#### Exercise requirements:
Gather all lines from the material that contain "Amount".

#### Material for this task:
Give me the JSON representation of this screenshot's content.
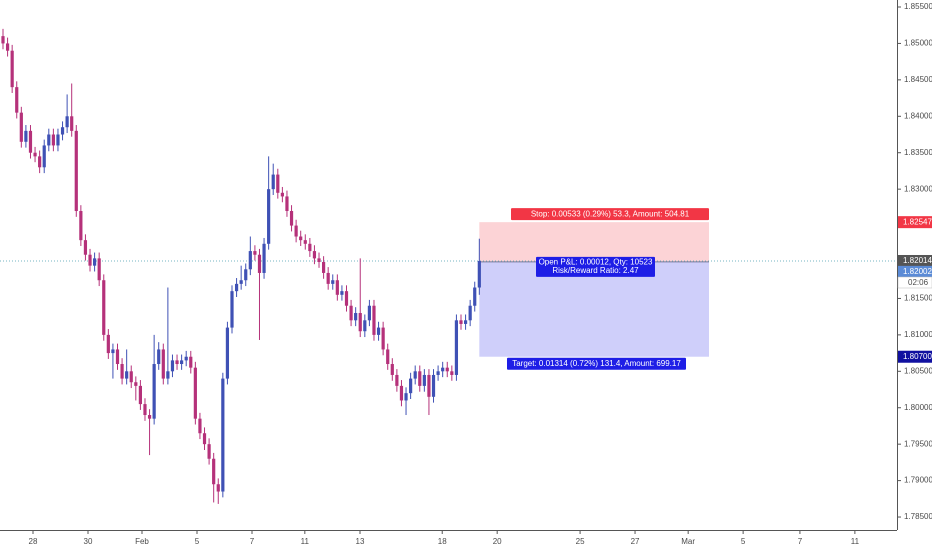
{
  "chart_data": {
    "type": "candlestick",
    "up_color": "#3f51b5",
    "down_color": "#b5317a",
    "open": [
      1.851,
      1.85,
      1.849,
      1.844,
      1.8405,
      1.8365,
      1.838,
      1.835,
      1.8345,
      1.833,
      1.836,
      1.8375,
      1.836,
      1.8375,
      1.8385,
      1.84,
      1.838,
      1.827,
      1.823,
      1.821,
      1.8195,
      1.8205,
      1.8175,
      1.81,
      1.8075,
      1.808,
      1.806,
      1.804,
      1.805,
      1.8035,
      1.803,
      1.8005,
      1.799,
      1.7985,
      1.806,
      1.808,
      1.804,
      1.805,
      1.8065,
      1.806,
      1.8065,
      1.807,
      1.8055,
      1.7985,
      1.7965,
      1.795,
      1.793,
      1.7895,
      1.7885,
      1.804,
      1.811,
      1.816,
      1.817,
      1.8175,
      1.819,
      1.8215,
      1.821,
      1.8185,
      1.8225,
      1.83,
      1.832,
      1.8295,
      1.829,
      1.827,
      1.825,
      1.8235,
      1.823,
      1.8225,
      1.8215,
      1.8205,
      1.82,
      1.8185,
      1.817,
      1.8175,
      1.8155,
      1.816,
      1.814,
      1.812,
      1.813,
      1.8105,
      1.812,
      1.814,
      1.81,
      1.811,
      1.808,
      1.806,
      1.8045,
      1.803,
      1.801,
      1.802,
      1.804,
      1.805,
      1.803,
      1.8045,
      1.8015,
      1.8045,
      1.805,
      1.8055,
      1.805,
      1.8045,
      1.812,
      1.8115,
      1.812,
      1.814,
      1.8165
    ],
    "high": [
      1.852,
      1.8508,
      1.8498,
      1.8448,
      1.8413,
      1.8388,
      1.8388,
      1.8358,
      1.8353,
      1.8368,
      1.8383,
      1.8383,
      1.8383,
      1.8393,
      1.843,
      1.8445,
      1.8388,
      1.8278,
      1.8238,
      1.8218,
      1.8213,
      1.8213,
      1.8183,
      1.8108,
      1.8088,
      1.8088,
      1.8068,
      1.808,
      1.8058,
      1.8043,
      1.8038,
      1.8013,
      1.7998,
      1.81,
      1.809,
      1.8088,
      1.8165,
      1.8073,
      1.8073,
      1.8073,
      1.8078,
      1.8078,
      1.8063,
      1.7993,
      1.7973,
      1.7958,
      1.7938,
      1.7903,
      1.8048,
      1.8118,
      1.8168,
      1.8178,
      1.8195,
      1.8198,
      1.8235,
      1.8223,
      1.8218,
      1.8233,
      1.8345,
      1.8335,
      1.8328,
      1.8303,
      1.8298,
      1.8278,
      1.8258,
      1.8243,
      1.8238,
      1.8233,
      1.8223,
      1.8213,
      1.8208,
      1.8193,
      1.8183,
      1.8183,
      1.8168,
      1.8168,
      1.8148,
      1.8138,
      1.8205,
      1.8128,
      1.8148,
      1.8148,
      1.8118,
      1.8118,
      1.8088,
      1.8068,
      1.8053,
      1.8038,
      1.8028,
      1.8048,
      1.8058,
      1.8058,
      1.8053,
      1.8053,
      1.8053,
      1.8058,
      1.8063,
      1.8063,
      1.8058,
      1.8128,
      1.8128,
      1.8128,
      1.8148,
      1.8173,
      1.8232
    ],
    "low": [
      1.8492,
      1.8482,
      1.8432,
      1.8397,
      1.8357,
      1.8357,
      1.8342,
      1.8337,
      1.8322,
      1.8322,
      1.8352,
      1.8352,
      1.8352,
      1.8367,
      1.8377,
      1.8372,
      1.8262,
      1.8222,
      1.8202,
      1.8187,
      1.8187,
      1.8167,
      1.8092,
      1.8067,
      1.804,
      1.8052,
      1.8032,
      1.8032,
      1.8027,
      1.801,
      1.7997,
      1.7982,
      1.7935,
      1.7977,
      1.8052,
      1.8032,
      1.8032,
      1.8042,
      1.8052,
      1.8052,
      1.8057,
      1.8047,
      1.7977,
      1.7957,
      1.7942,
      1.7922,
      1.787,
      1.7868,
      1.7877,
      1.8032,
      1.8102,
      1.8152,
      1.8162,
      1.8167,
      1.8182,
      1.8202,
      1.8093,
      1.8177,
      1.8217,
      1.8292,
      1.8287,
      1.8282,
      1.8262,
      1.8242,
      1.8227,
      1.8222,
      1.8217,
      1.8207,
      1.8197,
      1.8192,
      1.8177,
      1.8162,
      1.8162,
      1.8147,
      1.8147,
      1.8132,
      1.8112,
      1.8112,
      1.8097,
      1.8097,
      1.8112,
      1.8092,
      1.8092,
      1.8072,
      1.8052,
      1.8037,
      1.8022,
      1.8002,
      1.799,
      1.8012,
      1.8032,
      1.8022,
      1.8022,
      1.799,
      1.8007,
      1.8037,
      1.8042,
      1.8042,
      1.8037,
      1.8037,
      1.8107,
      1.8107,
      1.8112,
      1.8132,
      1.8155
    ],
    "close": [
      1.85,
      1.849,
      1.844,
      1.8405,
      1.8365,
      1.838,
      1.835,
      1.8345,
      1.833,
      1.836,
      1.8375,
      1.836,
      1.8375,
      1.8385,
      1.84,
      1.838,
      1.827,
      1.823,
      1.821,
      1.8195,
      1.8205,
      1.8175,
      1.81,
      1.8075,
      1.808,
      1.806,
      1.804,
      1.805,
      1.8035,
      1.803,
      1.8005,
      1.799,
      1.7985,
      1.806,
      1.808,
      1.804,
      1.805,
      1.8065,
      1.806,
      1.8065,
      1.807,
      1.8055,
      1.7985,
      1.7965,
      1.795,
      1.793,
      1.7895,
      1.7885,
      1.804,
      1.811,
      1.816,
      1.817,
      1.8175,
      1.819,
      1.8215,
      1.821,
      1.8185,
      1.8225,
      1.83,
      1.832,
      1.8295,
      1.829,
      1.827,
      1.825,
      1.8235,
      1.823,
      1.8225,
      1.8215,
      1.8205,
      1.82,
      1.8185,
      1.817,
      1.8175,
      1.8155,
      1.816,
      1.814,
      1.812,
      1.813,
      1.8105,
      1.812,
      1.814,
      1.81,
      1.811,
      1.808,
      1.806,
      1.8045,
      1.803,
      1.801,
      1.802,
      1.804,
      1.805,
      1.803,
      1.8045,
      1.8015,
      1.8045,
      1.805,
      1.8055,
      1.805,
      1.8045,
      1.812,
      1.8115,
      1.812,
      1.814,
      1.8165,
      1.82014
    ],
    "xlim": [
      -0.655,
      195.197
    ],
    "xticks": [
      {
        "value": 6.55,
        "label": "28"
      },
      {
        "value": 18.56,
        "label": "30"
      },
      {
        "value": 30.35,
        "label": "Feb"
      },
      {
        "value": 42.36,
        "label": "5"
      },
      {
        "value": 54.37,
        "label": "7"
      },
      {
        "value": 65.9,
        "label": "11"
      },
      {
        "value": 77.95,
        "label": "13"
      },
      {
        "value": 95.9,
        "label": "18"
      },
      {
        "value": 107.9,
        "label": "20"
      },
      {
        "value": 126.0,
        "label": "25"
      },
      {
        "value": 138.0,
        "label": "27"
      },
      {
        "value": 149.6,
        "label": "Mar"
      },
      {
        "value": 161.6,
        "label": "5"
      },
      {
        "value": 174.0,
        "label": "7"
      },
      {
        "value": 186.0,
        "label": "11"
      }
    ],
    "ylim": [
      1.78322,
      1.85596
    ],
    "yticks": [
      {
        "value": 1.855,
        "label": "1.85500"
      },
      {
        "value": 1.85,
        "label": "1.85000"
      },
      {
        "value": 1.845,
        "label": "1.84500"
      },
      {
        "value": 1.84,
        "label": "1.84000"
      },
      {
        "value": 1.835,
        "label": "1.83500"
      },
      {
        "value": 1.83,
        "label": "1.83000"
      },
      {
        "value": 1.815,
        "label": "1.81500"
      },
      {
        "value": 1.81,
        "label": "1.81000"
      },
      {
        "value": 1.805,
        "label": "1.80500"
      },
      {
        "value": 1.8,
        "label": "1.80000"
      },
      {
        "value": 1.795,
        "label": "1.79500"
      },
      {
        "value": 1.79,
        "label": "1.79000"
      },
      {
        "value": 1.785,
        "label": "1.78500"
      }
    ],
    "last_price": 1.82014,
    "countdown": "02:06",
    "position": {
      "stop": 1.82547,
      "entry": 1.82002,
      "target": {
        "value": 1.807,
        "label": "1.80700"
      },
      "stop_text": "Stop: 0.00533 (0.29%) 53.3, Amount: 504.81",
      "pnl_text": "Open P&L: 0.00012, Qty: 10523",
      "ratio_text": "Risk/Reward Ratio: 2.47",
      "target_text": "Target: 0.01314 (0.72%) 131.4, Amount: 699.17"
    }
  }
}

#### Solution for this task:
      "stop_text": "Stop: 0.00533 (0.29%) 53.3, Amount: 504.81",
      "target_text": "Target: 0.01314 (0.72%) 131.4, Amount: 699.17"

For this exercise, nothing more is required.